Goal of the exercise: Go through the lines below and copy each one that holds the string "color".
○ ○ ○ ○
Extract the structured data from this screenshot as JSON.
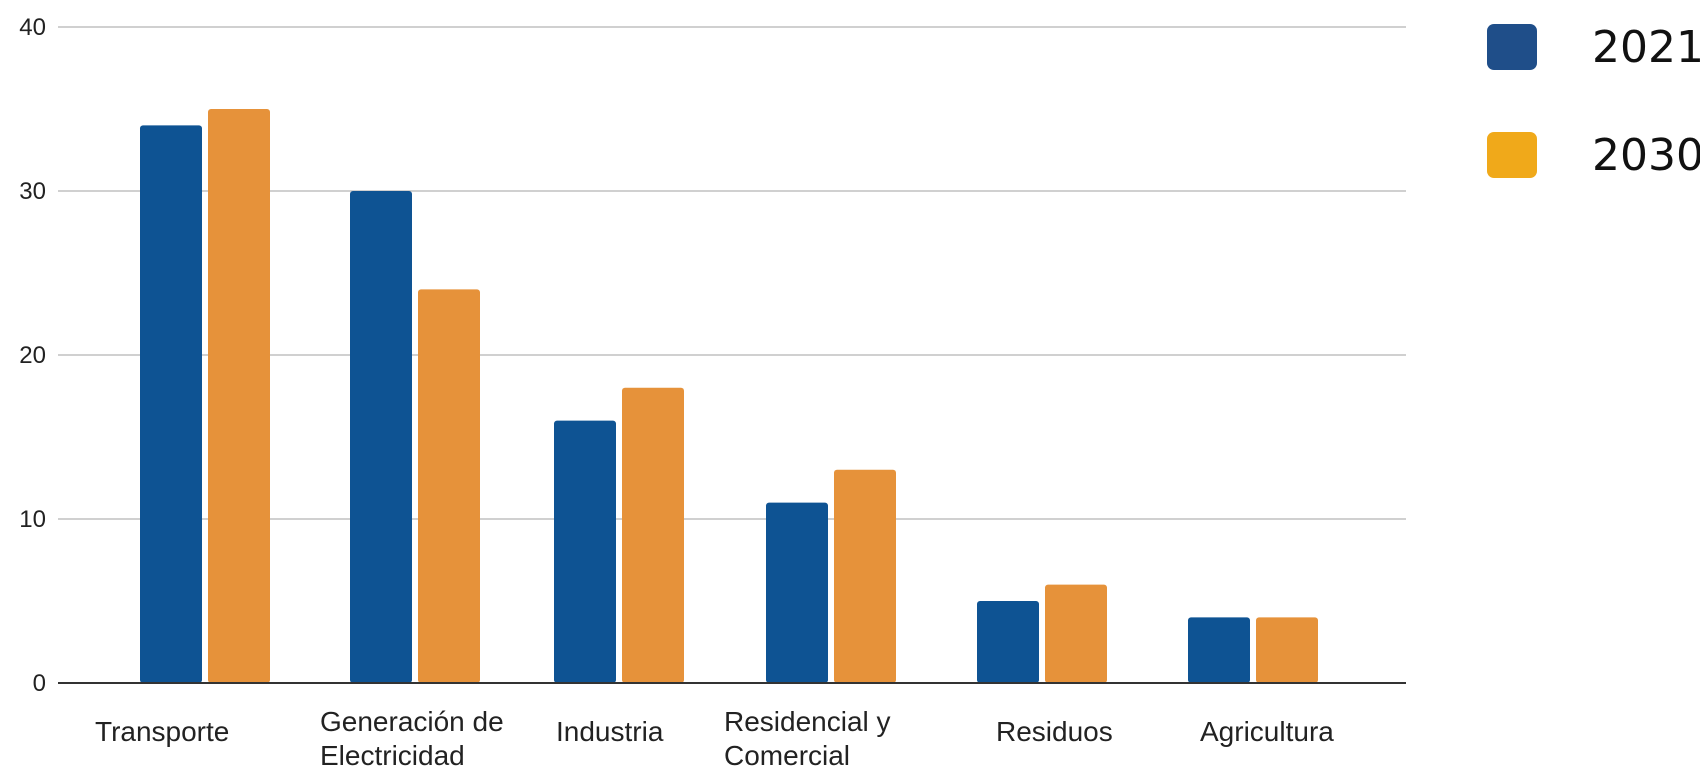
{
  "chart_data": {
    "type": "bar",
    "categories": [
      [
        "Transporte"
      ],
      [
        "Generación de",
        "Electricidad"
      ],
      [
        "Industria"
      ],
      [
        "Residencial y",
        "Comercial"
      ],
      [
        "Residuos"
      ],
      [
        "Agricultura"
      ]
    ],
    "series": [
      {
        "name": "2021",
        "values": [
          34,
          30,
          16,
          11,
          5,
          4
        ],
        "color": "#0e5393"
      },
      {
        "name": "2030",
        "values": [
          35,
          24,
          18,
          13,
          6,
          4
        ],
        "color": "#e6923a"
      }
    ],
    "legend": [
      {
        "label": "2021",
        "color": "#1f4e89"
      },
      {
        "label": "2030",
        "color": "#f0a91a"
      }
    ],
    "legend_position": "top-right",
    "yticks": [
      0,
      10,
      20,
      30,
      40
    ],
    "ylim": [
      0,
      40
    ],
    "grid": true,
    "title": "",
    "xlabel": "",
    "ylabel": ""
  }
}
○ ○ ○ ○
Written answer:
        "color": "#0e5393"
        "color": "#e6923a"
        "color": "#1f4e89"
        "color": "#f0a91a"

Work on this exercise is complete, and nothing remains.